### Goal of the exercise
Return each of the items below verbatim, line for line, with nothing altered, added, or left out.

## begin

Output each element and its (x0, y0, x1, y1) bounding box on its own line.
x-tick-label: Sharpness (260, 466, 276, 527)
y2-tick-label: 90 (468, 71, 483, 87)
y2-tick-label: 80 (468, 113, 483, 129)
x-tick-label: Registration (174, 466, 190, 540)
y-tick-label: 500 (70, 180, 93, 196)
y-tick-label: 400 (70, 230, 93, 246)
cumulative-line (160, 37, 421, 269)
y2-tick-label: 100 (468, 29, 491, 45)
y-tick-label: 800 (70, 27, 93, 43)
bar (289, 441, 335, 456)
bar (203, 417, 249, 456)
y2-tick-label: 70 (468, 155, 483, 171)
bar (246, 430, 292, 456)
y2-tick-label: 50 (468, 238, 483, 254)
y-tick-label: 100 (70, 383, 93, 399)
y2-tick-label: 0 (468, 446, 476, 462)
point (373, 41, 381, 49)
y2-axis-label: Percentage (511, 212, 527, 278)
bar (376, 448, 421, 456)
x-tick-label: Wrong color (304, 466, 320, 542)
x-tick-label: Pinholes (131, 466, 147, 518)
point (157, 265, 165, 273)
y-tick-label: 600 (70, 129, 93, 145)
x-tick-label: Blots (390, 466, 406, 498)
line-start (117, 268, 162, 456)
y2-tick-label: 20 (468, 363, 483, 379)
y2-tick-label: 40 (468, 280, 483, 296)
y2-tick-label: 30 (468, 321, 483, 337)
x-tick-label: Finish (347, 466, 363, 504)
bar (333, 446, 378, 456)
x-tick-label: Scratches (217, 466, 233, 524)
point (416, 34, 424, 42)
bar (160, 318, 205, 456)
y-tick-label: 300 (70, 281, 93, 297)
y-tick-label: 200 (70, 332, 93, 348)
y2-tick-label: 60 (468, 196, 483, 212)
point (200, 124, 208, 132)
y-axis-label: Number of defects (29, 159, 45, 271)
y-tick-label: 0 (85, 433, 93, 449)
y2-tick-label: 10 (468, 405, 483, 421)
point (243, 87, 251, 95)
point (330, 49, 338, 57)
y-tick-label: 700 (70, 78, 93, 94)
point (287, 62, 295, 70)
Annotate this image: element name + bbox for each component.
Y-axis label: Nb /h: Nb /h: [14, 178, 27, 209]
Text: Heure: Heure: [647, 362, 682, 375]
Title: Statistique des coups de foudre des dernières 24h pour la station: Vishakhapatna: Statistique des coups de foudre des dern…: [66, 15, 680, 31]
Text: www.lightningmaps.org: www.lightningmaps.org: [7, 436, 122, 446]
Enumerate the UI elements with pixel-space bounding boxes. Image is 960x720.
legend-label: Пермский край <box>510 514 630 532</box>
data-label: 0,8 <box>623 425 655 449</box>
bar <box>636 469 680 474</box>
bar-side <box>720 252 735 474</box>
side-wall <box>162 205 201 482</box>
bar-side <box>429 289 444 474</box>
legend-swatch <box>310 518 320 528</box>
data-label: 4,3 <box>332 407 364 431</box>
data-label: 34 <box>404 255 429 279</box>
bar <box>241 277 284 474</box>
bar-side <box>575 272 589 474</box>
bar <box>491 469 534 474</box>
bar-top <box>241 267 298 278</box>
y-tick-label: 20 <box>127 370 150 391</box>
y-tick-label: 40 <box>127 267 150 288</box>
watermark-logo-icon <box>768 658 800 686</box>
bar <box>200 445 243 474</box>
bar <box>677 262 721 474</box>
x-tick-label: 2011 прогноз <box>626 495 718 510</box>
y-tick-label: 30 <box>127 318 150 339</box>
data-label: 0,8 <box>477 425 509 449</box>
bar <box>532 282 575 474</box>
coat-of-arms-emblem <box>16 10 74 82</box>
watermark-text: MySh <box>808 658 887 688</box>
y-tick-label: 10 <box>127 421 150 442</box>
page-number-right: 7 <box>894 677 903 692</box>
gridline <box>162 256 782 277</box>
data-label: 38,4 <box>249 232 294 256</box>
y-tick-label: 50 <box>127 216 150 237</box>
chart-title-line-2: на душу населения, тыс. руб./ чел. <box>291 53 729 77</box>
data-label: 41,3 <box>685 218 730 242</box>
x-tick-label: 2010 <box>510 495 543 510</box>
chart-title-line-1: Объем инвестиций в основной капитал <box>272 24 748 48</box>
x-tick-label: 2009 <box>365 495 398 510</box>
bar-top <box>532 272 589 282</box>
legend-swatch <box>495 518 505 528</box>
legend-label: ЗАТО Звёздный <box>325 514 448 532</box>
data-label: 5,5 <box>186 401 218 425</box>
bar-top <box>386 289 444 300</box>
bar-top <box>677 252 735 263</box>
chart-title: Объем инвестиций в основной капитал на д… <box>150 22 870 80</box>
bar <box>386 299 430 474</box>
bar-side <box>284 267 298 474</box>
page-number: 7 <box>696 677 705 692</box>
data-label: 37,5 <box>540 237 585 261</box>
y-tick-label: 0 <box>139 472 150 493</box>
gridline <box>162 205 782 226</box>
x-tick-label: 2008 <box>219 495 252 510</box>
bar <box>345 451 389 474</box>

## end

### Answer for the task
Output each element and its (x0, y0, x1, y1) bounding box on its own line.
x-tick-label: Sharpness (260, 466, 276, 527)
y2-tick-label: 90 (468, 71, 483, 87)
y2-tick-label: 80 (468, 113, 483, 129)
x-tick-label: Registration (174, 466, 190, 540)
y-tick-label: 500 (70, 180, 93, 196)
y-tick-label: 400 (70, 230, 93, 246)
cumulative-line (160, 37, 421, 269)
y2-tick-label: 100 (468, 29, 491, 45)
y-tick-label: 800 (70, 27, 93, 43)
bar (289, 441, 335, 456)
bar (203, 417, 249, 456)
y2-tick-label: 70 (468, 155, 483, 171)
bar (246, 430, 292, 456)
y2-tick-label: 50 (468, 238, 483, 254)
y-tick-label: 100 (70, 383, 93, 399)
y2-tick-label: 0 (468, 446, 476, 462)
point (373, 41, 381, 49)
y2-axis-label: Percentage (511, 212, 527, 278)
bar (376, 448, 421, 456)
x-tick-label: Wrong color (304, 466, 320, 542)
x-tick-label: Pinholes (131, 466, 147, 518)
point (157, 265, 165, 273)
y-tick-label: 600 (70, 129, 93, 145)
x-tick-label: Blots (390, 466, 406, 498)
line-start (117, 268, 162, 456)
y2-tick-label: 20 (468, 363, 483, 379)
y2-tick-label: 40 (468, 280, 483, 296)
y2-tick-label: 30 (468, 321, 483, 337)
x-tick-label: Finish (347, 466, 363, 504)
bar (333, 446, 378, 456)
x-tick-label: Scratches (217, 466, 233, 524)
point (416, 34, 424, 42)
bar (160, 318, 205, 456)
y-tick-label: 300 (70, 281, 93, 297)
y-tick-label: 200 (70, 332, 93, 348)
y2-tick-label: 60 (468, 196, 483, 212)
point (200, 124, 208, 132)
y-axis-label: Number of defects (29, 159, 45, 271)
y-tick-label: 0 (85, 433, 93, 449)
y2-tick-label: 10 (468, 405, 483, 421)
point (243, 87, 251, 95)
point (330, 49, 338, 57)
y-tick-label: 700 (70, 78, 93, 94)
point (287, 62, 295, 70)
Annotate this image: element name + bbox for each component.
Y-axis label: Nb /h: Nb /h: [14, 178, 27, 209]
Text: Heure: Heure: [647, 362, 682, 375]
Title: Statistique des coups de foudre des dernières 24h pour la station: Vishakhapatna: Statistique des coups de foudre des dern…: [66, 15, 680, 31]
Text: www.lightningmaps.org: www.lightningmaps.org: [7, 436, 122, 446]
Enumerate the UI elements with pixel-space bounding boxes. Image is 960x720.
legend-label: Пермский край <box>510 514 630 532</box>
data-label: 0,8 <box>623 425 655 449</box>
bar <box>636 469 680 474</box>
bar-side <box>720 252 735 474</box>
side-wall <box>162 205 201 482</box>
bar-side <box>429 289 444 474</box>
legend-swatch <box>310 518 320 528</box>
data-label: 4,3 <box>332 407 364 431</box>
data-label: 34 <box>404 255 429 279</box>
bar <box>241 277 284 474</box>
bar-side <box>575 272 589 474</box>
bar <box>491 469 534 474</box>
bar-top <box>241 267 298 278</box>
y-tick-label: 20 <box>127 370 150 391</box>
y-tick-label: 40 <box>127 267 150 288</box>
watermark-logo-icon <box>768 658 800 686</box>
bar <box>200 445 243 474</box>
bar <box>677 262 721 474</box>
x-tick-label: 2011 прогноз <box>626 495 718 510</box>
y-tick-label: 30 <box>127 318 150 339</box>
data-label: 0,8 <box>477 425 509 449</box>
bar <box>532 282 575 474</box>
coat-of-arms-emblem <box>16 10 74 82</box>
watermark-text: MySh <box>808 658 887 688</box>
y-tick-label: 10 <box>127 421 150 442</box>
page-number-right: 7 <box>894 677 903 692</box>
gridline <box>162 256 782 277</box>
data-label: 38,4 <box>249 232 294 256</box>
y-tick-label: 50 <box>127 216 150 237</box>
chart-title-line-2: на душу населения, тыс. руб./ чел. <box>291 53 729 77</box>
data-label: 41,3 <box>685 218 730 242</box>
x-tick-label: 2010 <box>510 495 543 510</box>
chart-title-line-1: Объем инвестиций в основной капитал <box>272 24 748 48</box>
x-tick-label: 2009 <box>365 495 398 510</box>
bar-top <box>532 272 589 282</box>
legend-swatch <box>495 518 505 528</box>
legend-label: ЗАТО Звёздный <box>325 514 448 532</box>
data-label: 5,5 <box>186 401 218 425</box>
bar-top <box>386 289 444 300</box>
bar-top <box>677 252 735 263</box>
chart-title: Объем инвестиций в основной капитал на д… <box>150 22 870 80</box>
bar <box>386 299 430 474</box>
bar-side <box>284 267 298 474</box>
page-number: 7 <box>696 677 705 692</box>
data-label: 37,5 <box>540 237 585 261</box>
y-tick-label: 0 <box>139 472 150 493</box>
gridline <box>162 205 782 226</box>
x-tick-label: 2008 <box>219 495 252 510</box>
bar <box>345 451 389 474</box>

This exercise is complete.